»»

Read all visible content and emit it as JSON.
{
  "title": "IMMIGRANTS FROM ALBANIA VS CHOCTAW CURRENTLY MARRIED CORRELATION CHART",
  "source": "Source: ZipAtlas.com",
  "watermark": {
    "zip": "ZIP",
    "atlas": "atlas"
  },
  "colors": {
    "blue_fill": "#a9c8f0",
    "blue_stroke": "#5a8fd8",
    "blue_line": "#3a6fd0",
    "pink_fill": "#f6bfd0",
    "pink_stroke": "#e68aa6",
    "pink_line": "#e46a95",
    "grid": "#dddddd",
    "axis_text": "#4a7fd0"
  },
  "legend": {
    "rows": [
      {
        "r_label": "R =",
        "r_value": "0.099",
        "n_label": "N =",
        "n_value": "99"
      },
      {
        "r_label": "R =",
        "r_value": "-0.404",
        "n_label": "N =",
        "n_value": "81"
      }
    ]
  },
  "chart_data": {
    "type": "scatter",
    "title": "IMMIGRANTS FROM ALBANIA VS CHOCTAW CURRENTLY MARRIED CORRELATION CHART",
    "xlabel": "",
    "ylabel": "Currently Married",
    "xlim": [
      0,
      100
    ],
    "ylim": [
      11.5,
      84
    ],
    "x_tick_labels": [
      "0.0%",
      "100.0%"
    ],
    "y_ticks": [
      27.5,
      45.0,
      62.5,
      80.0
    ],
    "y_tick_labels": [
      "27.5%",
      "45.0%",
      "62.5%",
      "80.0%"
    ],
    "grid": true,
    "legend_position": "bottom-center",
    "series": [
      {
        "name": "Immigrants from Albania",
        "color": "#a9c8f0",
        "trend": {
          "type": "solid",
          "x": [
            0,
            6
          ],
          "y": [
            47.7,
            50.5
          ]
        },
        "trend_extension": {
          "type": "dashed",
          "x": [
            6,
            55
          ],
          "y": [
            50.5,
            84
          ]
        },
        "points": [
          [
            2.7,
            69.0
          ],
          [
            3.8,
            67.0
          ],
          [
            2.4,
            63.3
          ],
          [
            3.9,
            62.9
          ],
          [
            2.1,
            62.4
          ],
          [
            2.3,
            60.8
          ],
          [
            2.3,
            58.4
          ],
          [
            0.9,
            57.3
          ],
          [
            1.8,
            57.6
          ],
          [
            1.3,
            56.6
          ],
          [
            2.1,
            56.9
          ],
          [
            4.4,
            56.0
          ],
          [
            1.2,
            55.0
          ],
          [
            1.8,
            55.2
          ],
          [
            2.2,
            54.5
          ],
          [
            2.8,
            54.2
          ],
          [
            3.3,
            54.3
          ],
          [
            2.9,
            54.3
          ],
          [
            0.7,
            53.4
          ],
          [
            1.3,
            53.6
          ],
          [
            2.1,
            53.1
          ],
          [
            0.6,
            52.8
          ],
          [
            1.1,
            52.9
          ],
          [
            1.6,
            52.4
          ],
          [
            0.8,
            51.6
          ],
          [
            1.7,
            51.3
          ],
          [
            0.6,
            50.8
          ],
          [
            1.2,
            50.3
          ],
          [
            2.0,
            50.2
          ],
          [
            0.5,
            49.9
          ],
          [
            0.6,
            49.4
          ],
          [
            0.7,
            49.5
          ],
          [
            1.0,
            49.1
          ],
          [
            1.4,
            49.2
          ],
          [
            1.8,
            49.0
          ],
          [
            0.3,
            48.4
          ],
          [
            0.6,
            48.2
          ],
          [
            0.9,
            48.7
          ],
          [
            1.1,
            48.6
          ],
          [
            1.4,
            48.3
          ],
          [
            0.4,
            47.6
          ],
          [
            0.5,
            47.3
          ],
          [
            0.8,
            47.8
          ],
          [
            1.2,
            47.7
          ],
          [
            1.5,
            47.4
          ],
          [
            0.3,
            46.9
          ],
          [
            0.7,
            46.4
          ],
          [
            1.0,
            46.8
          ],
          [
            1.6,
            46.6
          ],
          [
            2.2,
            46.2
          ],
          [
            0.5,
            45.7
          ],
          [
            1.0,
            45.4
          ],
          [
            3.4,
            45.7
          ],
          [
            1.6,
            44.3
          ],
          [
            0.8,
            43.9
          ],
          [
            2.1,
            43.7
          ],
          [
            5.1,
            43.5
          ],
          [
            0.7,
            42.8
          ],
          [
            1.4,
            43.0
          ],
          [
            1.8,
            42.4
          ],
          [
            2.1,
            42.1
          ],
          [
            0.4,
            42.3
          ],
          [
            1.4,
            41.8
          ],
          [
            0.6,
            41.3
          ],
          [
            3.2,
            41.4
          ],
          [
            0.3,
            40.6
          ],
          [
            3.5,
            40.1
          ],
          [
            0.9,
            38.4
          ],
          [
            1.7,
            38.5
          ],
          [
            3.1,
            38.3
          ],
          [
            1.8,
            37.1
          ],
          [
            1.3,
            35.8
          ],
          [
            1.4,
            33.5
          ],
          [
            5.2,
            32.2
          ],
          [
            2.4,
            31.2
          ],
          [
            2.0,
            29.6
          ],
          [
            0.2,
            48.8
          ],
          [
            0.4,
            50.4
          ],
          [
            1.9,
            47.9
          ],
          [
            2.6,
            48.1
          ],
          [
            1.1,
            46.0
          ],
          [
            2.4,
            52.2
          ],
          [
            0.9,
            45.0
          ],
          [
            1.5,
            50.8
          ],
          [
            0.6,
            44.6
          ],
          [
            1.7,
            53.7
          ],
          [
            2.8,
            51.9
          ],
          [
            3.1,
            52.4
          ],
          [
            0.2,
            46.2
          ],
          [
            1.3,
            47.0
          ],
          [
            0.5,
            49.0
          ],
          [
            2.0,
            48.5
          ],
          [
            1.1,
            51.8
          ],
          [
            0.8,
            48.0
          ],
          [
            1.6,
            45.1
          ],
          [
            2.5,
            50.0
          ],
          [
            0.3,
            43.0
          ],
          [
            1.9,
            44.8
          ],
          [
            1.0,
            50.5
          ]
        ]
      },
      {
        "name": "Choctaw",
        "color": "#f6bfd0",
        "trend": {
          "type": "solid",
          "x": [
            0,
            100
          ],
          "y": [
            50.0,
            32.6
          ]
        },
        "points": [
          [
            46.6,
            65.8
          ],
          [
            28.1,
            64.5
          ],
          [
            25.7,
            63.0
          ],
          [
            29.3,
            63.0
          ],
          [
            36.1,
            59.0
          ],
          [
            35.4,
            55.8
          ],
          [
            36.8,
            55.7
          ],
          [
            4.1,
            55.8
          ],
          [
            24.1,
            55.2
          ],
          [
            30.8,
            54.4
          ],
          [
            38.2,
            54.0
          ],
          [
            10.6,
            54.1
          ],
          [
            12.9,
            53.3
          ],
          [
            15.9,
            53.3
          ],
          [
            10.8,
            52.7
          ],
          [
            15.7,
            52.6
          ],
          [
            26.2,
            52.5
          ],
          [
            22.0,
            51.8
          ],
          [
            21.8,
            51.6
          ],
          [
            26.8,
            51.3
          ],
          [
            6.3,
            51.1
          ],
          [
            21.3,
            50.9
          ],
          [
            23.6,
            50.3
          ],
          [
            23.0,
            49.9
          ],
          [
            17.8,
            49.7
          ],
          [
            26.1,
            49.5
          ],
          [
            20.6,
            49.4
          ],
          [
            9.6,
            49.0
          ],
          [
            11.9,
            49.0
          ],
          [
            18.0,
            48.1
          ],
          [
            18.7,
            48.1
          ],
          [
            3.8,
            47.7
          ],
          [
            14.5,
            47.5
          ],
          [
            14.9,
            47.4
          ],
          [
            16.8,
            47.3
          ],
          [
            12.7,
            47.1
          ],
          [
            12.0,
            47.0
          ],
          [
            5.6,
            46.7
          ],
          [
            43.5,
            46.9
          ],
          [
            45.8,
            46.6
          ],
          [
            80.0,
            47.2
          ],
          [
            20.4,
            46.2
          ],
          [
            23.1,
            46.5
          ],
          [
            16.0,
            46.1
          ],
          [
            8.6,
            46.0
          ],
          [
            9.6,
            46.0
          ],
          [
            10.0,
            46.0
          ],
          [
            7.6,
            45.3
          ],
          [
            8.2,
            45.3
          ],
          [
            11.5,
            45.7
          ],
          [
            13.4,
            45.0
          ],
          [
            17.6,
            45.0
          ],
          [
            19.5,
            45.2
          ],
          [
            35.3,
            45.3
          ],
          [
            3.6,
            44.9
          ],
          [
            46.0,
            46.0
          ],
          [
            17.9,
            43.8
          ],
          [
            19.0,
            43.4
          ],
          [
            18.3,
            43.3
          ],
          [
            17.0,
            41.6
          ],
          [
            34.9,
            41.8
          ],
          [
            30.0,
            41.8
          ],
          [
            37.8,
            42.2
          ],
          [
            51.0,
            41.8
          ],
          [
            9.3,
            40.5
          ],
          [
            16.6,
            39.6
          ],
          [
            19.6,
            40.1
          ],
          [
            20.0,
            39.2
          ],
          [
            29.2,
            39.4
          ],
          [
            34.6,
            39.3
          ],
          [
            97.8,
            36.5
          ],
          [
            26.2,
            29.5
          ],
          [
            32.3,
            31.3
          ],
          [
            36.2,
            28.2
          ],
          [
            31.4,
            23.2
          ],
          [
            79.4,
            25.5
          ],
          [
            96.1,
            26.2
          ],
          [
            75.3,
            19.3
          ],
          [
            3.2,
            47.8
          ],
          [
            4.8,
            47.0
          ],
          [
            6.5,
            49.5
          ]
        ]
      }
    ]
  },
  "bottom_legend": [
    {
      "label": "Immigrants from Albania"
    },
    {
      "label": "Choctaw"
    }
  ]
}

««

- **Exercise**: Select and copy every line of the material that holds the string "title".

- **Exercise result**:
  "title": "IMMIGRANTS FROM ALBANIA VS CHOCTAW CURRENTLY MARRIED CORRELATION CHART",
    "title": "IMMIGRANTS FROM ALBANIA VS CHOCTAW CURRENTLY MARRIED CORRELATION CHART",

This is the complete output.